• TASK TO CARRY OUT:
Whenever the string "from" turns up in a line below, that line should be copied.
--- START ---
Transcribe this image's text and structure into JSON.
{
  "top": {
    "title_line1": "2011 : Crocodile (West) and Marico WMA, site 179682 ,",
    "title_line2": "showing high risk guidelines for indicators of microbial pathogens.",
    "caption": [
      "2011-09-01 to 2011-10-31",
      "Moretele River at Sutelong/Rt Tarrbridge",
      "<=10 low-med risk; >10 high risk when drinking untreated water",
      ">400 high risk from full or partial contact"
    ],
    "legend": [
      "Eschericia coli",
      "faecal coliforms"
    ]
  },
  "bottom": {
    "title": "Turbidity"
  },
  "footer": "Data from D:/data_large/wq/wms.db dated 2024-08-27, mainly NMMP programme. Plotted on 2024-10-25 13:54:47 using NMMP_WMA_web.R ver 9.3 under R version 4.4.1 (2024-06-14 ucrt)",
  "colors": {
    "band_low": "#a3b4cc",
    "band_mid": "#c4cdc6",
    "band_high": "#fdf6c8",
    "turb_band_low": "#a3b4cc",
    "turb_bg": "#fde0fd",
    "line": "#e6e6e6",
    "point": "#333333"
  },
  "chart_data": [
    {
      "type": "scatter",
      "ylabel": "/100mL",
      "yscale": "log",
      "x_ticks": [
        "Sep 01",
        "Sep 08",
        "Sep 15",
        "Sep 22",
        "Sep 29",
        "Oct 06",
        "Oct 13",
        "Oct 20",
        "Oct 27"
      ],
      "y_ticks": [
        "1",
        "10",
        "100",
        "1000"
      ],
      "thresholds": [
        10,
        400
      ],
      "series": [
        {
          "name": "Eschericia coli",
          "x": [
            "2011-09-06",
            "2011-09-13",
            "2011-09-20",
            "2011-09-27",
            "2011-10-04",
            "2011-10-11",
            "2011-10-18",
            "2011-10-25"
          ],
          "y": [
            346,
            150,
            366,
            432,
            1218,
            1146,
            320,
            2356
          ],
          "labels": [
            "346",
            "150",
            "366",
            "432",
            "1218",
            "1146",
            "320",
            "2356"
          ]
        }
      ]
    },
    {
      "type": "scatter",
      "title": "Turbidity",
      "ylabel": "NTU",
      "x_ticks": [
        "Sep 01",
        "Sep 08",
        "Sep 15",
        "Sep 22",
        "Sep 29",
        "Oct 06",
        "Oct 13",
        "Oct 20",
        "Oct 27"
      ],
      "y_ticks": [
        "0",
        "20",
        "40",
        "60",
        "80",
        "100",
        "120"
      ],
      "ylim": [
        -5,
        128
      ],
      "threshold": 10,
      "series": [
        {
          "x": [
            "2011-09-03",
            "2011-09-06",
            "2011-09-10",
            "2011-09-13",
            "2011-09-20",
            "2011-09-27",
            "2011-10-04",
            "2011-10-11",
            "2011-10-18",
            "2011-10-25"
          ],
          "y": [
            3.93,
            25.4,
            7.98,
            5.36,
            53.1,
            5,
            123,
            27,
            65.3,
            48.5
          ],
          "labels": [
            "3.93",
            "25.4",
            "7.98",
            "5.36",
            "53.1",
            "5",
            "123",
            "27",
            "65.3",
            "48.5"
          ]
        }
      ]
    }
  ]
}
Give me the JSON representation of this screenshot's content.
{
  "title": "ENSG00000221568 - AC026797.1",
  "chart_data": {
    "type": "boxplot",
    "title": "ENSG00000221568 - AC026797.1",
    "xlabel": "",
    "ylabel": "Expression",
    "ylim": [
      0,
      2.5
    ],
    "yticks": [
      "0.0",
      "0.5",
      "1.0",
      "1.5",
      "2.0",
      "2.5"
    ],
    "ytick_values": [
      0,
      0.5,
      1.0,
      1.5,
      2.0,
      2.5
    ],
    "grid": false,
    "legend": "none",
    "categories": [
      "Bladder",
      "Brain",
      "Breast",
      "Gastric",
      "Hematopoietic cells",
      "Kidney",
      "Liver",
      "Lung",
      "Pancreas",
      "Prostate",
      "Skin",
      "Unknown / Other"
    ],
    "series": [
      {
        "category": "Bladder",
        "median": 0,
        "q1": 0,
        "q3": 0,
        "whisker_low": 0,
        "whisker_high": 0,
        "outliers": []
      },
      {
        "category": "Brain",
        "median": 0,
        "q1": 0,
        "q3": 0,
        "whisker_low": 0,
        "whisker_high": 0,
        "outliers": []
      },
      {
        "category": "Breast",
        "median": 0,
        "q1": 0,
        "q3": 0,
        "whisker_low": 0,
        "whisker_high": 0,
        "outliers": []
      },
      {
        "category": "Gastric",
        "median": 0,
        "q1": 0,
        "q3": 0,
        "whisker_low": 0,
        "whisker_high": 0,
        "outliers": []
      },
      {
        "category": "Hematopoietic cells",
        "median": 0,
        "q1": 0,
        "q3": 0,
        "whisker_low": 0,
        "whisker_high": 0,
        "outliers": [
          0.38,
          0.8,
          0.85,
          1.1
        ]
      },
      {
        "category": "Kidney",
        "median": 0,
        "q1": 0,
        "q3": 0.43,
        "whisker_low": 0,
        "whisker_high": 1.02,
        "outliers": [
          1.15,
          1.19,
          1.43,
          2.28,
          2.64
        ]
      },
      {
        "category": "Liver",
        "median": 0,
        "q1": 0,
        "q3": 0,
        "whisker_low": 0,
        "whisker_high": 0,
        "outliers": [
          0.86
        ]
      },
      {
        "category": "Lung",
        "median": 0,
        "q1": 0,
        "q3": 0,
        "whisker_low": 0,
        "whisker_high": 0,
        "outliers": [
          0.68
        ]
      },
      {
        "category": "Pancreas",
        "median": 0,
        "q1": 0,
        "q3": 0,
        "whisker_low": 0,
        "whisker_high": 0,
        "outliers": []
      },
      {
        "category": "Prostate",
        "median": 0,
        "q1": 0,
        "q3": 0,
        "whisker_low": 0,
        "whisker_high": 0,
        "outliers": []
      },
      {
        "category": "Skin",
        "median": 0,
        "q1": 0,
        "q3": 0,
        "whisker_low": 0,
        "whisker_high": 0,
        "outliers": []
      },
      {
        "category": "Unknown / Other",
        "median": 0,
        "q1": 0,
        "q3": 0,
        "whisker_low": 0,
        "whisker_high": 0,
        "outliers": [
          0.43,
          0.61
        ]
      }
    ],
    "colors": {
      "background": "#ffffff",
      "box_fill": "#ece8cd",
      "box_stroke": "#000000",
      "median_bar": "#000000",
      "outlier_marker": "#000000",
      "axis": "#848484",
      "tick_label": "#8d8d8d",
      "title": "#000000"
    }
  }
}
--- END ---
• RESULT:
      ">400 high risk from full or partial contact"
  "footer": "Data from D:/data_large/wq/wms.db dated 2024-08-27, mainly NMMP programme. Plotted on 2024-10-25 13:54:47 using NMMP_WMA_web.R ver 9.3 under R version 4.4.1 (2024-06-14 ucrt)",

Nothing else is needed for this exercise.